The problem |
Each line from the one that contains "What does this" to the end of the material must be quoted exactly; include both end lines and nothing else.

Saved entries:
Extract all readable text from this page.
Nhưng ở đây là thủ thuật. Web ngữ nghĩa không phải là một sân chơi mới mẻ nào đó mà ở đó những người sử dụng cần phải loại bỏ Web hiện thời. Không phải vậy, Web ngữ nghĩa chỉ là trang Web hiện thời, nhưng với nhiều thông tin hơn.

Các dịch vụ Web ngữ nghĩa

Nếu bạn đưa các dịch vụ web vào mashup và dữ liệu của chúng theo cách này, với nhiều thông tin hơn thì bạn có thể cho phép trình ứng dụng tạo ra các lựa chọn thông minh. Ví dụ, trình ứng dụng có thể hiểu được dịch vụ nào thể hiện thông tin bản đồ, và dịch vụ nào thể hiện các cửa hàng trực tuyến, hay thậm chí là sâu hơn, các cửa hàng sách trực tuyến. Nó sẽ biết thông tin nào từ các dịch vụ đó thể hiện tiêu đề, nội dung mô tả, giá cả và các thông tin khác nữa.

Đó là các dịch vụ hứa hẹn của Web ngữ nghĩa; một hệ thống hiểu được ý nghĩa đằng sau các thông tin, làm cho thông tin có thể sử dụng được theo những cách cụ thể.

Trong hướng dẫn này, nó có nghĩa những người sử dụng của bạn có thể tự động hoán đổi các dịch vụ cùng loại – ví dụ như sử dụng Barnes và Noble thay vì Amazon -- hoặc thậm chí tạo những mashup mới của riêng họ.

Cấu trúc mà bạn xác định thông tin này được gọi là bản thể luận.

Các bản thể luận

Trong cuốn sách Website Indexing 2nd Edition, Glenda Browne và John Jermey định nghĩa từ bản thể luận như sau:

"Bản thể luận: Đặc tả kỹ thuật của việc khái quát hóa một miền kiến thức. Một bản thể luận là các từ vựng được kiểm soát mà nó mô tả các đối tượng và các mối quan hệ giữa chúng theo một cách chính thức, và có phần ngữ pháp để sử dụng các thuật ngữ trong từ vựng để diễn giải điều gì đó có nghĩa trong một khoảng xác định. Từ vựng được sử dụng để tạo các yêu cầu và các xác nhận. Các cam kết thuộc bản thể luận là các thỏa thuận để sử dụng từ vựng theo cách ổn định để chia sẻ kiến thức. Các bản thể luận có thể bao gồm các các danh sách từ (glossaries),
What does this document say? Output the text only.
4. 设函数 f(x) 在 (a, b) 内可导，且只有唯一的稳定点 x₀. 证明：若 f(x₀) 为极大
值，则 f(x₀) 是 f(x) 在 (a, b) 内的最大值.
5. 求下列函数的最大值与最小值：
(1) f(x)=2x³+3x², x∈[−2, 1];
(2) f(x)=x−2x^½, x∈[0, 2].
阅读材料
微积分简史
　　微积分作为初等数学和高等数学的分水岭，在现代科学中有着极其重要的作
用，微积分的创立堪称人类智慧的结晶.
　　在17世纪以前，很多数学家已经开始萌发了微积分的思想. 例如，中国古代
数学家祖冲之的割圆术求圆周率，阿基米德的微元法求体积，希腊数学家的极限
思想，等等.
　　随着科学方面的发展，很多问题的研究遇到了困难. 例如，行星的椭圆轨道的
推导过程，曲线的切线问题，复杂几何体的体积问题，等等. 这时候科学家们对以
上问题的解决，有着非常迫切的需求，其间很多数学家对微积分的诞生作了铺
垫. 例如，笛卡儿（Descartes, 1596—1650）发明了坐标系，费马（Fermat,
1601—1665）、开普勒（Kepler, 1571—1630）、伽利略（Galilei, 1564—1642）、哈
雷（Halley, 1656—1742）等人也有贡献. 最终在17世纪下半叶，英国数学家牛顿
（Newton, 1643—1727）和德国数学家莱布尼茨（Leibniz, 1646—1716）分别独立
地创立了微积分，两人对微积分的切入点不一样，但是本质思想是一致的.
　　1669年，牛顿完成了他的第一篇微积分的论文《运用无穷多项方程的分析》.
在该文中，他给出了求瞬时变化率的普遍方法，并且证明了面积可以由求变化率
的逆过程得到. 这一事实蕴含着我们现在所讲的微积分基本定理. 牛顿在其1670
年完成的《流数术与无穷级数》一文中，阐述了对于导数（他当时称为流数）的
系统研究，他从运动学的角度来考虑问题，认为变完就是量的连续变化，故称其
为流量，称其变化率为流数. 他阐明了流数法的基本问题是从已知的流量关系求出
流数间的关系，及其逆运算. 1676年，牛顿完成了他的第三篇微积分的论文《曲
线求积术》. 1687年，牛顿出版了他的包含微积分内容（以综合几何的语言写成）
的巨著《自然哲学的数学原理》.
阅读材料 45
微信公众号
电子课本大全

Full solution |
What does this document say? Output the text only.
4. 设函数 f(x) 在 (a, b) 内可导，且只有唯一的稳定点 x₀. 证明：若 f(x₀) 为极大
值，则 f(x₀) 是 f(x) 在 (a, b) 内的最大值.
5. 求下列函数的最大值与最小值：
(1) f(x)=2x³+3x², x∈[−2, 1];
(2) f(x)=x−2x^½, x∈[0, 2].
阅读材料
微积分简史
　　微积分作为初等数学和高等数学的分水岭，在现代科学中有着极其重要的作
用，微积分的创立堪称人类智慧的结晶.
　　在17世纪以前，很多数学家已经开始萌发了微积分的思想. 例如，中国古代
数学家祖冲之的割圆术求圆周率，阿基米德的微元法求体积，希腊数学家的极限
思想，等等.
　　随着科学方面的发展，很多问题的研究遇到了困难. 例如，行星的椭圆轨道的
推导过程，曲线的切线问题，复杂几何体的体积问题，等等. 这时候科学家们对以
上问题的解决，有着非常迫切的需求，其间很多数学家对微积分的诞生作了铺
垫. 例如，笛卡儿（Descartes, 1596—1650）发明了坐标系，费马（Fermat,
1601—1665）、开普勒（Kepler, 1571—1630）、伽利略（Galilei, 1564—1642）、哈
雷（Halley, 1656—1742）等人也有贡献. 最终在17世纪下半叶，英国数学家牛顿
（Newton, 1643—1727）和德国数学家莱布尼茨（Leibniz, 1646—1716）分别独立
地创立了微积分，两人对微积分的切入点不一样，但是本质思想是一致的.
　　1669年，牛顿完成了他的第一篇微积分的论文《运用无穷多项方程的分析》.
在该文中，他给出了求瞬时变化率的普遍方法，并且证明了面积可以由求变化率
的逆过程得到. 这一事实蕴含着我们现在所讲的微积分基本定理. 牛顿在其1670
年完成的《流数术与无穷级数》一文中，阐述了对于导数（他当时称为流数）的
系统研究，他从运动学的角度来考虑问题，认为变完就是量的连续变化，故称其
为流量，称其变化率为流数. 他阐明了流数法的基本问题是从已知的流量关系求出
流数间的关系，及其逆运算. 1676年，牛顿完成了他的第三篇微积分的论文《曲
线求积术》. 1687年，牛顿出版了他的包含微积分内容（以综合几何的语言写成）
的巨著《自然哲学的数学原理》.
阅读材料 45
微信公众号
电子课本大全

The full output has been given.